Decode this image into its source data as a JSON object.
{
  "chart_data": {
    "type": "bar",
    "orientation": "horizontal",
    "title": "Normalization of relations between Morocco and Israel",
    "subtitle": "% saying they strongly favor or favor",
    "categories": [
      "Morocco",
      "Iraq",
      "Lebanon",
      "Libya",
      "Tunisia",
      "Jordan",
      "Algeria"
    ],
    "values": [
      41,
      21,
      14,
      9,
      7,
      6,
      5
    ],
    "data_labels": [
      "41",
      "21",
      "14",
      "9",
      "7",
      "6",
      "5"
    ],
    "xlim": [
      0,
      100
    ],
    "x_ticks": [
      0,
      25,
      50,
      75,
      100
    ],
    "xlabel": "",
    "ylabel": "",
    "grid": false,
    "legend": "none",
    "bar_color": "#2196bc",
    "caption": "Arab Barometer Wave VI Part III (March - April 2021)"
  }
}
---
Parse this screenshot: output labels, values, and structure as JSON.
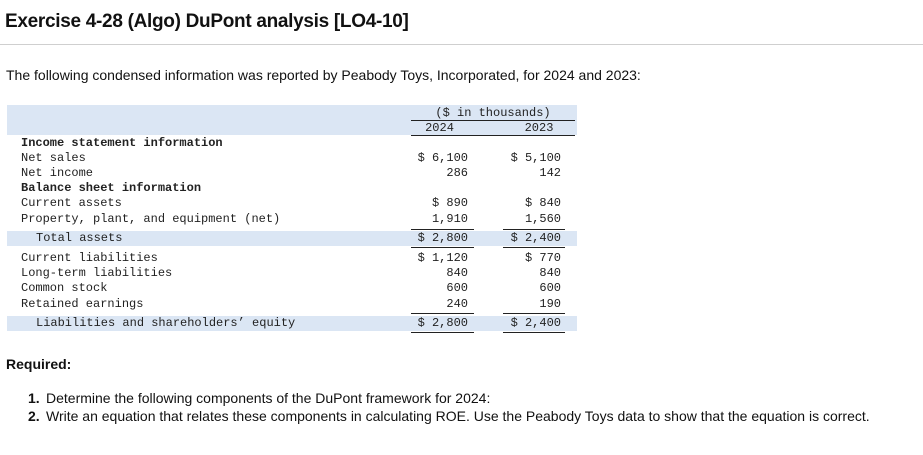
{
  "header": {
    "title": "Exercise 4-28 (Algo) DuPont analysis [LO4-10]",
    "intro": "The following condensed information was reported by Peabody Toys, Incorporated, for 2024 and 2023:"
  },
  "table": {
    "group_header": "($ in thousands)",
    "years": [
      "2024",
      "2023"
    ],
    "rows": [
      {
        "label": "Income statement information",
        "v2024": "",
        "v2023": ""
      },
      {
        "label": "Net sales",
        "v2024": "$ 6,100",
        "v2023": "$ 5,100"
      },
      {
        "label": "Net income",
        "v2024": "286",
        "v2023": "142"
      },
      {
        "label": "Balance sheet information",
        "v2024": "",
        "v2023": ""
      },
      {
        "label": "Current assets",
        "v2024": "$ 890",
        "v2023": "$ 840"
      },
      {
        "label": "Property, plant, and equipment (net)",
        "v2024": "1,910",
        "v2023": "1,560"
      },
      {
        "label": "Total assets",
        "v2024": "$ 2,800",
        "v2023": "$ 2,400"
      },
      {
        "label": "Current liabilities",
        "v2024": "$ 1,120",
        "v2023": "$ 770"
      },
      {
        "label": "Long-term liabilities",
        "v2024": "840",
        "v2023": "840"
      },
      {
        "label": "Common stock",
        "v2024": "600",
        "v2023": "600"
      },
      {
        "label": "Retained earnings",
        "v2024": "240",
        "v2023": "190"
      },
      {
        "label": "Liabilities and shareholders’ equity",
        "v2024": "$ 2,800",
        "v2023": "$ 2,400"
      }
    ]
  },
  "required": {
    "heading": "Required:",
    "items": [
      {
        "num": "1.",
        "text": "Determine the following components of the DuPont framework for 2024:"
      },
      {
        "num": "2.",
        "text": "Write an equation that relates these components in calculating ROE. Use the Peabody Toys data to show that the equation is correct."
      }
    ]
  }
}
---
Problem statement:
Write out every line of the listing that holds the word "Morocco".

Right answer:
    "title": "Normalization of relations between Morocco and Israel",
      "Morocco",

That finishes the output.